▶ [Prompt]: Extract the text of every entry below exactly; leave images out.

▶ [Data for the task]:
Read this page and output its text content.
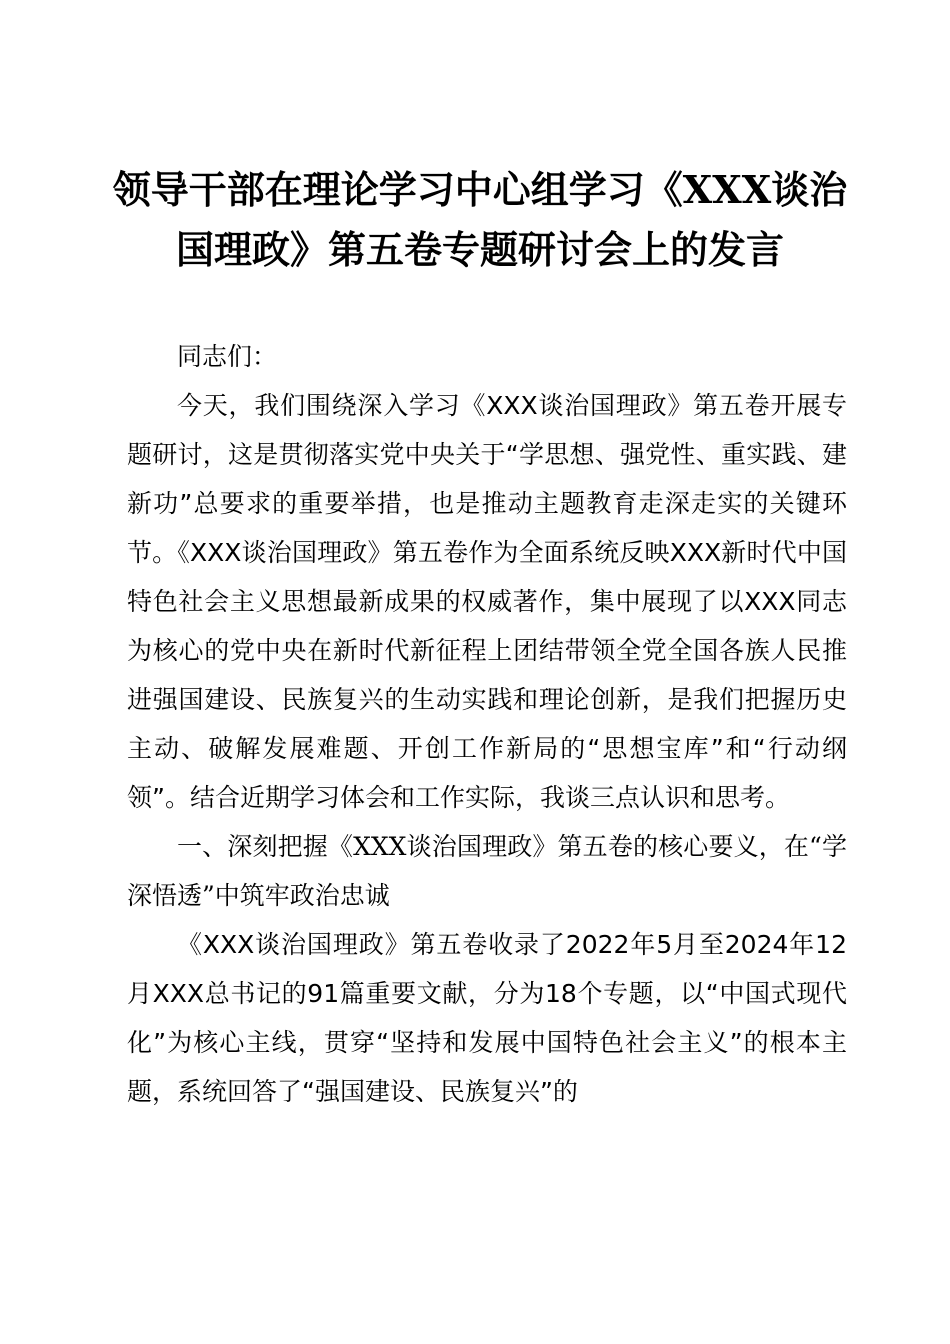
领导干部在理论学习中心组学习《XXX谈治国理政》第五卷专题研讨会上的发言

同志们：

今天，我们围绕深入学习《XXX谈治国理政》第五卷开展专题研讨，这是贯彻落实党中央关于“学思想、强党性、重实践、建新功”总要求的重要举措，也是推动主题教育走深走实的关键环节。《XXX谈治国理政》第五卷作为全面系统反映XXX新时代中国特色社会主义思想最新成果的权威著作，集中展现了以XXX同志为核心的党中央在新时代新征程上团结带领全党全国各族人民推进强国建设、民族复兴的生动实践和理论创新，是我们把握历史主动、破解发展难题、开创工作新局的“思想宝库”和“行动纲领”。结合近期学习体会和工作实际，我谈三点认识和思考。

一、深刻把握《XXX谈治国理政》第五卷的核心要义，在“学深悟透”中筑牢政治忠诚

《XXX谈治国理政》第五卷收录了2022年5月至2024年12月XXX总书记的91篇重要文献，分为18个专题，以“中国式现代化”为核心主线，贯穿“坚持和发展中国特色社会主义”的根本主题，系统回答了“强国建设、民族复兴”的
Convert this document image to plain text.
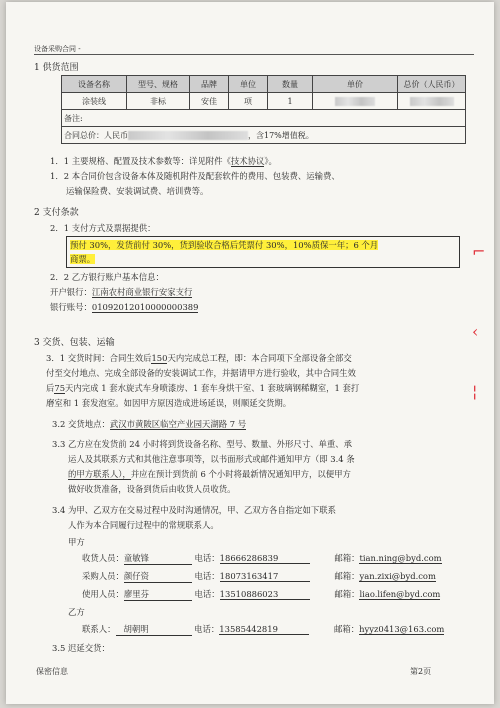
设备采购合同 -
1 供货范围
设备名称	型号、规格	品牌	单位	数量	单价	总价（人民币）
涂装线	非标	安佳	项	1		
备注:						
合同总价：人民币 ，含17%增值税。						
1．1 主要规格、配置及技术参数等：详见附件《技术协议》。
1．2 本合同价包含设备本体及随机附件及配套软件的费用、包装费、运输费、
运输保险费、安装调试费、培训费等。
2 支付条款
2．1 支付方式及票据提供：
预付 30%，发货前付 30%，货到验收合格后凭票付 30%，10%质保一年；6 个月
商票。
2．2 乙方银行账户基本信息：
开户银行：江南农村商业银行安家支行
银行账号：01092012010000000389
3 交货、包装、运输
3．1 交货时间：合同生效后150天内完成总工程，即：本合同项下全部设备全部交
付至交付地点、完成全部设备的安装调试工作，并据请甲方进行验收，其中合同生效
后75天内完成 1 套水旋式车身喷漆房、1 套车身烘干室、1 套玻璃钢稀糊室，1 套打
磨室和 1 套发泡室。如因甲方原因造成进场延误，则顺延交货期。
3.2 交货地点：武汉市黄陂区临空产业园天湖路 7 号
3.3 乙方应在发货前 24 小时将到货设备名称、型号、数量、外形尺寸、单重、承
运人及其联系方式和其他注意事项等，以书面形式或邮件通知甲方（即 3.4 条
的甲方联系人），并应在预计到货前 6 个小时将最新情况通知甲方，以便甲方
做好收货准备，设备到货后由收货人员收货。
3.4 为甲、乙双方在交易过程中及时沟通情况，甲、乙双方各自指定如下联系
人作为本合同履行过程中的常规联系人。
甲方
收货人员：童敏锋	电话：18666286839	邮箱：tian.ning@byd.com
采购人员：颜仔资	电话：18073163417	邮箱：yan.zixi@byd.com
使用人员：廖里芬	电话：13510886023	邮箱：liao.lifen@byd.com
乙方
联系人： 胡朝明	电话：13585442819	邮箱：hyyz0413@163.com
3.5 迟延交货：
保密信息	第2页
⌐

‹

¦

▶ [Output]:
Read this page and output its text content.
领导干部在理论学习中心组学习《XXX谈治国理政》第五卷专题研讨会上的发言

同志们：

今天，我们围绕深入学习《XXX谈治国理政》第五卷开展专题研讨，这是贯彻落实党中央关于“学思想、强党性、重实践、建新功”总要求的重要举措，也是推动主题教育走深走实的关键环节。《XXX谈治国理政》第五卷作为全面系统反映XXX新时代中国特色社会主义思想最新成果的权威著作，集中展现了以XXX同志为核心的党中央在新时代新征程上团结带领全党全国各族人民推进强国建设、民族复兴的生动实践和理论创新，是我们把握历史主动、破解发展难题、开创工作新局的“思想宝库”和“行动纲领”。结合近期学习体会和工作实际，我谈三点认识和思考。

一、深刻把握《XXX谈治国理政》第五卷的核心要义，在“学深悟透”中筑牢政治忠诚

《XXX谈治国理政》第五卷收录了2022年5月至2024年12月XXX总书记的91篇重要文献，分为18个专题，以“中国式现代化”为核心主线，贯穿“坚持和发展中国特色社会主义”的根本主题，系统回答了“强国建设、民族复兴”的
Convert this document image to plain text.
设备采购合同 -
1 供货范围
设备名称	型号、规格	品牌	单位	数量	单价	总价（人民币）
涂装线	非标	安佳	项	1		
备注:						
合同总价：人民币 ，含17%增值税。						
1．1 主要规格、配置及技术参数等：详见附件《技术协议》。
1．2 本合同价包含设备本体及随机附件及配套软件的费用、包装费、运输费、
运输保险费、安装调试费、培训费等。
2 支付条款
2．1 支付方式及票据提供：
预付 30%，发货前付 30%，货到验收合格后凭票付 30%，10%质保一年；6 个月
商票。
2．2 乙方银行账户基本信息：
开户银行：江南农村商业银行安家支行
银行账号：01092012010000000389
3 交货、包装、运输
3．1 交货时间：合同生效后150天内完成总工程，即：本合同项下全部设备全部交
付至交付地点、完成全部设备的安装调试工作，并据请甲方进行验收，其中合同生效
后75天内完成 1 套水旋式车身喷漆房、1 套车身烘干室、1 套玻璃钢稀糊室，1 套打
磨室和 1 套发泡室。如因甲方原因造成进场延误，则顺延交货期。
3.2 交货地点：武汉市黄陂区临空产业园天湖路 7 号
3.3 乙方应在发货前 24 小时将到货设备名称、型号、数量、外形尺寸、单重、承
运人及其联系方式和其他注意事项等，以书面形式或邮件通知甲方（即 3.4 条
的甲方联系人），并应在预计到货前 6 个小时将最新情况通知甲方，以便甲方
做好收货准备，设备到货后由收货人员收货。
3.4 为甲、乙双方在交易过程中及时沟通情况，甲、乙双方各自指定如下联系
人作为本合同履行过程中的常规联系人。
甲方
收货人员：童敏锋	电话：18666286839	邮箱：tian.ning@byd.com
采购人员：颜仔资	电话：18073163417	邮箱：yan.zixi@byd.com
使用人员：廖里芬	电话：13510886023	邮箱：liao.lifen@byd.com
乙方
联系人： 胡朝明	电话：13585442819	邮箱：hyyz0413@163.com
3.5 迟延交货：
保密信息	第2页
⌐

‹

¦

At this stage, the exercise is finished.